--- What is asked ---
Search the records below for the word "this" and show every line where it occurs.

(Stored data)
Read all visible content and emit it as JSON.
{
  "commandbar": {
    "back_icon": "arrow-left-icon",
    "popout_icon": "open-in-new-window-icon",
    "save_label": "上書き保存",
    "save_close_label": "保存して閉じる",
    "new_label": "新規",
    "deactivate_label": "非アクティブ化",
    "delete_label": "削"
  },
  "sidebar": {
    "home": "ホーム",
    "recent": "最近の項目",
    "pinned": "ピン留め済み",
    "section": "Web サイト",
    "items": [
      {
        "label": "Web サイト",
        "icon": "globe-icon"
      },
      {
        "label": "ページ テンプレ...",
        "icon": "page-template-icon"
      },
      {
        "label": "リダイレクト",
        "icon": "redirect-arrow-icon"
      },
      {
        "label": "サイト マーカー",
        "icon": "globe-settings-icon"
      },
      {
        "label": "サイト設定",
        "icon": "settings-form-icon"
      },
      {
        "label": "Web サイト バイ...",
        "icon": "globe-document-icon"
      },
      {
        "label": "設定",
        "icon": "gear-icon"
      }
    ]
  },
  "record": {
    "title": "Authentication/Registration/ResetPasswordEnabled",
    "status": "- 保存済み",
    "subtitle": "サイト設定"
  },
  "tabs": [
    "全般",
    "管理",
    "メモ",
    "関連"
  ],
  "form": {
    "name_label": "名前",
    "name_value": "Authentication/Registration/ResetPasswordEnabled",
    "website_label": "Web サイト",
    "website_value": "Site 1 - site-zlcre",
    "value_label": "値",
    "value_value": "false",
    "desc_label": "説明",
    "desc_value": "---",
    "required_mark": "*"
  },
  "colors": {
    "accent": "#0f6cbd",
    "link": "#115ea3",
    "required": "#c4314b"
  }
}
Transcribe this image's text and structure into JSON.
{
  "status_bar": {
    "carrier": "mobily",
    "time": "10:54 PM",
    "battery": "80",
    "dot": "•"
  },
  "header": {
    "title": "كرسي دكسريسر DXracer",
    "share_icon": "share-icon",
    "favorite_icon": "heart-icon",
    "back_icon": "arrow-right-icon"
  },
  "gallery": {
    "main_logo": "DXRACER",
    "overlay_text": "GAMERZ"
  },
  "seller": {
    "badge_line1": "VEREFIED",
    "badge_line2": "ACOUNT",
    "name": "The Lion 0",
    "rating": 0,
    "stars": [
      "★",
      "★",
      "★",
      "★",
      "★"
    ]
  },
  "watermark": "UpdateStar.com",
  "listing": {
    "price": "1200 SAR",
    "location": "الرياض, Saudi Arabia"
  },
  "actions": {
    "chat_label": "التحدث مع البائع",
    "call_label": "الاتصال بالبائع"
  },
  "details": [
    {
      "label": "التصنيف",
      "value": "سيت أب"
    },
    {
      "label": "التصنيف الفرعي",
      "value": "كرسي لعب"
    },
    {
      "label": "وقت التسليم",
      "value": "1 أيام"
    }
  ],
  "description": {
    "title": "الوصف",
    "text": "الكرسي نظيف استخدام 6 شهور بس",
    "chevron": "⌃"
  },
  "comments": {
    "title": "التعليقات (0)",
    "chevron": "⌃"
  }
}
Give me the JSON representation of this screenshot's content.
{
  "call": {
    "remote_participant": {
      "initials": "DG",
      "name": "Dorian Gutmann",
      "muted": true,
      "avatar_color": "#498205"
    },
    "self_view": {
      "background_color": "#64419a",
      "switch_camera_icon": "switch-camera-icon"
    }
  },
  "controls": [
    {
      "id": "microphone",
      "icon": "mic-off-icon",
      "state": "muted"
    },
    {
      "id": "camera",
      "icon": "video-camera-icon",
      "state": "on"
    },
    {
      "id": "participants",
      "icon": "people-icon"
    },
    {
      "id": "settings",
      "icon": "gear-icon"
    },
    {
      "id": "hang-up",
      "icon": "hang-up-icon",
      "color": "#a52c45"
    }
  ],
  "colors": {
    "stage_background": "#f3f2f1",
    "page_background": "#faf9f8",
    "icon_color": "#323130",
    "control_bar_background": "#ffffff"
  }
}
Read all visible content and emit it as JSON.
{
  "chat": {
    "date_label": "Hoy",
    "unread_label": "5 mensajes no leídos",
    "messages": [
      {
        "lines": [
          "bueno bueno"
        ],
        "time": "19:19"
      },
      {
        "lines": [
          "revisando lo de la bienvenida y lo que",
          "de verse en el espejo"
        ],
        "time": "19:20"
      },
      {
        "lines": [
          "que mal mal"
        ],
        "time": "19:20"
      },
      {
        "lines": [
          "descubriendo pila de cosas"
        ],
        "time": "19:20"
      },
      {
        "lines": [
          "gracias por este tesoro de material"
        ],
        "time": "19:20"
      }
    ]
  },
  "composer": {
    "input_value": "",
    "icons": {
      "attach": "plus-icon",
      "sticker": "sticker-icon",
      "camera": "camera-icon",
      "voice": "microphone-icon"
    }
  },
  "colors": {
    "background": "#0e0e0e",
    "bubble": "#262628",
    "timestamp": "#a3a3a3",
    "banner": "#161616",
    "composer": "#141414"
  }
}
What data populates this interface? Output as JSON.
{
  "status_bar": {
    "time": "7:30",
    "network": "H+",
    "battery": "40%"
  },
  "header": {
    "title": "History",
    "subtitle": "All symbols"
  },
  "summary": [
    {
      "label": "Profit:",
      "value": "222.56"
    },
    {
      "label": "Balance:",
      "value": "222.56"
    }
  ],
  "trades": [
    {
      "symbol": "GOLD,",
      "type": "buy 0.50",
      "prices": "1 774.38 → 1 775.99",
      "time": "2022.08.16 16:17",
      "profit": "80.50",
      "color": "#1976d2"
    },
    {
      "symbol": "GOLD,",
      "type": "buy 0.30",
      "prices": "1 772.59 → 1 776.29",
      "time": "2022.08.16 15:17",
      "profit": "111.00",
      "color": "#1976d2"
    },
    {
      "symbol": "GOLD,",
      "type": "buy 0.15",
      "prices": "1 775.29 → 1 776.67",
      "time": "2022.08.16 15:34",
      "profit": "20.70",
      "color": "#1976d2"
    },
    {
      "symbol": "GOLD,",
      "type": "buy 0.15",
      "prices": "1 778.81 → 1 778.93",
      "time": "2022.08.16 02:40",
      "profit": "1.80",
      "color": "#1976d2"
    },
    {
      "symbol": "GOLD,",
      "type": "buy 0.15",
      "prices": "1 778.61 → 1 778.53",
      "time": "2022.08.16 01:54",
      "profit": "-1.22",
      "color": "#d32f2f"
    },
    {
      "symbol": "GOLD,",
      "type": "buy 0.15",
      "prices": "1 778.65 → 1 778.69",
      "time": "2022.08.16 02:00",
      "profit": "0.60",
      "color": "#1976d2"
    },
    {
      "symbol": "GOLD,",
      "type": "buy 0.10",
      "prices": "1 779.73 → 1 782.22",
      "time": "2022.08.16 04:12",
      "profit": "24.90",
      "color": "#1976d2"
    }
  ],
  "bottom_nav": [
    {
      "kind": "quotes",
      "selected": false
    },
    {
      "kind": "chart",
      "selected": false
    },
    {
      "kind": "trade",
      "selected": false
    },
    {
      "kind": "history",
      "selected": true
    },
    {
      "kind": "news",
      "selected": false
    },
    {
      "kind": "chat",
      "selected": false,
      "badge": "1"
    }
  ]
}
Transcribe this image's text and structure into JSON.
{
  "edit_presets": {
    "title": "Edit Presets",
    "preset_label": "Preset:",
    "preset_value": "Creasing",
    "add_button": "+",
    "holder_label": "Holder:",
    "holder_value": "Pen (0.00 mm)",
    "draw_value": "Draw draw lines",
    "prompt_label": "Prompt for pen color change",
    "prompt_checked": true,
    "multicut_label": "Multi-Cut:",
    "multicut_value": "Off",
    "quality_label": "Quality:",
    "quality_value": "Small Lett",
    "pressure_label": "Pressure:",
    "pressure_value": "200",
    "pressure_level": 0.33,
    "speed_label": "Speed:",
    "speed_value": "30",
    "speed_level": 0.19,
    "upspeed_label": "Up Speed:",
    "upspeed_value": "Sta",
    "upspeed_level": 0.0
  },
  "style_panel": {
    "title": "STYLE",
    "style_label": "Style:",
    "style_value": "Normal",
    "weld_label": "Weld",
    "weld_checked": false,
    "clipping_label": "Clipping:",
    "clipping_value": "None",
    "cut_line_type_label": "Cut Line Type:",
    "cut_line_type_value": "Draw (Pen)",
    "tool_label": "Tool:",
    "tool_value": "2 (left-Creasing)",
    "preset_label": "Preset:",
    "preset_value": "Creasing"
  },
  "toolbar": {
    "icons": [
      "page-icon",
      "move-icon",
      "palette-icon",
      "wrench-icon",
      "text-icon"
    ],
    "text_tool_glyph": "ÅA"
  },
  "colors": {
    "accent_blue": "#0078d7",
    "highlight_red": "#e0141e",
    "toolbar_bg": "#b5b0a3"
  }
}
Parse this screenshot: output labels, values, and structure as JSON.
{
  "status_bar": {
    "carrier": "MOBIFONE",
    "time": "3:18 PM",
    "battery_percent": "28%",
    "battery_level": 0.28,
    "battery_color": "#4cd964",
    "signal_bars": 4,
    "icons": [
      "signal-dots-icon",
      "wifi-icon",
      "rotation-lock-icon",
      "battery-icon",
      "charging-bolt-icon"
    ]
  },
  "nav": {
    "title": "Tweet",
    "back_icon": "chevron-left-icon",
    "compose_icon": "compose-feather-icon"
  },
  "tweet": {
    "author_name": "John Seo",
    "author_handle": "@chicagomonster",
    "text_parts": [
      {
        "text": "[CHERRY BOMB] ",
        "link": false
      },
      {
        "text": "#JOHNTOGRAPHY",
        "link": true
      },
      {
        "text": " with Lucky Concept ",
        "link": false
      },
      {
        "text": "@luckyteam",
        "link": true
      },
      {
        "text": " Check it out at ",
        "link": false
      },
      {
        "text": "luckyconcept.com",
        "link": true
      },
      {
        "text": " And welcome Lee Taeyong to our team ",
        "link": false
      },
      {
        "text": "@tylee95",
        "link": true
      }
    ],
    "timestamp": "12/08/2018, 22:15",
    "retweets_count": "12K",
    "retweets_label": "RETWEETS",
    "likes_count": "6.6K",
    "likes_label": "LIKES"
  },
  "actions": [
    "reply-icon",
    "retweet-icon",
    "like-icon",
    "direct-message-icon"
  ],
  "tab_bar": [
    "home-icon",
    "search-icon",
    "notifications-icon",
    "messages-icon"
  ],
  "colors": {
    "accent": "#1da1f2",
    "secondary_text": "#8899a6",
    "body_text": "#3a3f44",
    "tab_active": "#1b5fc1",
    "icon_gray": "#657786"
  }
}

--- Problem solution ---
Transcribe this image's text and structure into JSON.
Give me the JSON representation of this screenshot's content.
What data populates this interface? Output as JSON.
Transcribe this image's text and structure into JSON.
Parse this screenshot: output labels, values, and structure as JSON.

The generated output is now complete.